Ihre Arbeitsaufträge>
- A) Schreiben Sie den Tagebuchauszug über Merz von „Aus dem Tagebuch von“ bis hinunter zu „dich überhaupt gibt)“ neu und setzen Sie dabei „Bittgebet“ an die Stelle von „Stoßgebet“.
- B) Übernehmen Sie aus den Einträgen wortgetreu alles vom Beginn der Einträge bis hinunter zu der Zeile mit „staticText: 0 bbox=[161, 39, 177, 76]“, diese eingeschlossen.

Quelle>
○ ○ ○ ○
Merz im Februar

Aus dem Tagebuch

von Wolfgang Nitschke

Wolfgang Nitschke - © Manfred Linke / laif
Merz im Februar
oder
Norbert, der Überrascher

Aus dem Tagebuch von Wolfgang Nitschke

14.2.20
 
Betr.: Merz, Masern, Stoßgebet
Aus der Reihe "Das vorletzte Stoßgebet"
Lieber Gott!
(Immer natürlich vorausgesetzt, daß es dich überhaupt gibt)
Dieser Merz ist ein ganz schlimmer Finger und Lügner. Der darf nie unser Kanzler werden. Niemals! NIE! NIE! NIE! Hörst du?
Gestern hatte dieser Merz (Vielleicht hast du das ja nicht mitge­kriegt, du hast ja so viel zu tun) auf einer Veranstaltung in Berlin groß rum­getönt, daß ihn „das Erstarken rechter Parteien um­treibe“, und da­für plädiert, die zu den Arschlöchern für Deutsch­land abgewanderten Wähler zurückzugewinnen, anstatt um solche im linken Spektrum zu werben. „So viele Grüne können wir gar nicht verlieren, wie wir auf der anderen Seite zugewinnen können. So könnte die CDU die Wäh­lerschaft der AfD halbieren.“ Und hatte dann hinzugefügt:
„Wenn ich dazu etwas beitragen kann, daß dieses Gesindel wieder verschwindet, dann leiste ich diesen Beitrag.“
Wie er das anstellen will, zum Beispiel durch Ausmerzen, hat er aber nicht gesagt. Jedenfalls war A..loch Gauland, der Bundestags­fraktionsvorsitzende von dem Gesindel, total sauer und twitterte:
„Die Abwertung der AfD und ihrer Wähler als 'Gesindel' durch Fried­rich Merz ist völlig unakzeptabel.“ Und es sei „unverantwortlich und fahrlässig, sich gegenüber der politischen Konkurrenz derart im Ton zu vergreifen.“
(So was aus den Futtfingern von so einem, is – nur nebenbei – auch natürlich sehr witzig. Aber egal.)
○ ○ ○ ○
Die Einträge>
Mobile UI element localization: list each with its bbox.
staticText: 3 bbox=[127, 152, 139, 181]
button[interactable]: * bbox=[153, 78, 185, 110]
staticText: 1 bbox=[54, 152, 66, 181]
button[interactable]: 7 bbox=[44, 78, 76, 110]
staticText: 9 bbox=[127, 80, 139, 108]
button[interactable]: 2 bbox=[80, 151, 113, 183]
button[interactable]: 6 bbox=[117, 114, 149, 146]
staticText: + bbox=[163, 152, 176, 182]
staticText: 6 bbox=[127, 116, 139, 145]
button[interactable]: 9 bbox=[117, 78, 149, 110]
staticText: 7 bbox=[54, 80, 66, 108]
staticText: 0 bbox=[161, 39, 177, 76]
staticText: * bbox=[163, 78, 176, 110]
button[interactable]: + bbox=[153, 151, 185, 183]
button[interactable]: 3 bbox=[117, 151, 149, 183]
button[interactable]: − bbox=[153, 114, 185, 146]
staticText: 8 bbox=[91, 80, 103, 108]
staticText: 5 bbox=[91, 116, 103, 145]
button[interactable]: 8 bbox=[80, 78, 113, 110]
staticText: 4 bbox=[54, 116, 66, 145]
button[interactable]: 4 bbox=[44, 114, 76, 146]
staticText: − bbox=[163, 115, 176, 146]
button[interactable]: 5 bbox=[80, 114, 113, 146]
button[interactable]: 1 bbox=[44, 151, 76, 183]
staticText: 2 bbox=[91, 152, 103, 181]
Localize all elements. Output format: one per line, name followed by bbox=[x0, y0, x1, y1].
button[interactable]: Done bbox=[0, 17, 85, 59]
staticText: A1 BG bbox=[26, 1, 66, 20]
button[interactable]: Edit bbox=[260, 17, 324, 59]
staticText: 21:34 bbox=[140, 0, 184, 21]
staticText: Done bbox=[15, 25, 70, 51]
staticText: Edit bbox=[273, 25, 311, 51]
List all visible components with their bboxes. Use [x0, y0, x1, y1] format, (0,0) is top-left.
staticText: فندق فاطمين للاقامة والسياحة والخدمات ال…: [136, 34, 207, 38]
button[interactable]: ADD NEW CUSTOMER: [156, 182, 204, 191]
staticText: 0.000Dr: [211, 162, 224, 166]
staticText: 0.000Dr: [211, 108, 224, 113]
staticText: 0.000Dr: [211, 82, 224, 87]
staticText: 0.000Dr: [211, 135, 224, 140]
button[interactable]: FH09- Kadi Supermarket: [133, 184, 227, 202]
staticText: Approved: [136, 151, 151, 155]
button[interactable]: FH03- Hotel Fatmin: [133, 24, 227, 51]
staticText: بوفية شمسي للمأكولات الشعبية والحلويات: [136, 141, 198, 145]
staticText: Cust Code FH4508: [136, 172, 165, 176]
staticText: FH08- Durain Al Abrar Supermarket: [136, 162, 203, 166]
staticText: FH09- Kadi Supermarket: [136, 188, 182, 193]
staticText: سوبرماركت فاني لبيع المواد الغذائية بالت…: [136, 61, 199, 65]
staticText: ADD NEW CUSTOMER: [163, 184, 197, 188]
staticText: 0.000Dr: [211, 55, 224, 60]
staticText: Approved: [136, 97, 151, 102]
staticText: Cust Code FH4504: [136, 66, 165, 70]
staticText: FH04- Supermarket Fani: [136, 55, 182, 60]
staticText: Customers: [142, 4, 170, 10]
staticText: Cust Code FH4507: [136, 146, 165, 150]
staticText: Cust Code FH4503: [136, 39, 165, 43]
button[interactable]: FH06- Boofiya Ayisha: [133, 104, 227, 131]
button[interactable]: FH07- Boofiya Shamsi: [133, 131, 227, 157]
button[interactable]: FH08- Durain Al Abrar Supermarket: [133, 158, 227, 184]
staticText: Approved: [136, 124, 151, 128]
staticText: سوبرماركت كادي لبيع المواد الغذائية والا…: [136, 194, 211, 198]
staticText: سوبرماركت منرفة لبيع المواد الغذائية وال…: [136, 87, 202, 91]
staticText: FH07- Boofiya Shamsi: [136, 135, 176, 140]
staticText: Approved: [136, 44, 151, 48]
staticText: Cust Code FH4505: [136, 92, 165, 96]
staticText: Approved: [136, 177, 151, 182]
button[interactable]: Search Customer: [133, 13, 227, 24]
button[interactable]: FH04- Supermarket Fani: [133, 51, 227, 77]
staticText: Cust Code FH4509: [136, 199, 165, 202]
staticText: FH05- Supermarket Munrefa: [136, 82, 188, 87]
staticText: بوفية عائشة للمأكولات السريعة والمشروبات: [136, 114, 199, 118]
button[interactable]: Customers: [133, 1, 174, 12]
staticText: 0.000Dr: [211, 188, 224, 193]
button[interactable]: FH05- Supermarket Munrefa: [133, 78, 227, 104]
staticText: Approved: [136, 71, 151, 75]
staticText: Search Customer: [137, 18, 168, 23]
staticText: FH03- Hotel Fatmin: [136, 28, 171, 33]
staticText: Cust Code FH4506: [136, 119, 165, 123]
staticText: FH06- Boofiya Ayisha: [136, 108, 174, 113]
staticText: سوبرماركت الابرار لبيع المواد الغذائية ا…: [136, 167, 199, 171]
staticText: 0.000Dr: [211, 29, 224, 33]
○ ○ ○ ○
Ergebnisse in Reihenfolge>
- A)
Aus dem Tagebuch von Wolfgang Nitschke

14.2.20
 
Betr.: Merz, Masern, Bittgebet
Aus der Reihe "Das vorletzte Bittgebet"
Lieber Gott!
(Immer natürlich vorausgesetzt, daß es dich überhaupt gibt)

- B)
Mobile UI element localization: list each with its bbox.
staticText: 3 bbox=[127, 152, 139, 181]
button[interactable]: * bbox=[153, 78, 185, 110]
staticText: 1 bbox=[54, 152, 66, 181]
button[interactable]: 7 bbox=[44, 78, 76, 110]
staticText: 9 bbox=[127, 80, 139, 108]
button[interactable]: 2 bbox=[80, 151, 113, 183]
button[interactable]: 6 bbox=[117, 114, 149, 146]
staticText: + bbox=[163, 152, 176, 182]
staticText: 6 bbox=[127, 116, 139, 145]
button[interactable]: 9 bbox=[117, 78, 149, 110]
staticText: 7 bbox=[54, 80, 66, 108]
staticText: 0 bbox=[161, 39, 177, 76]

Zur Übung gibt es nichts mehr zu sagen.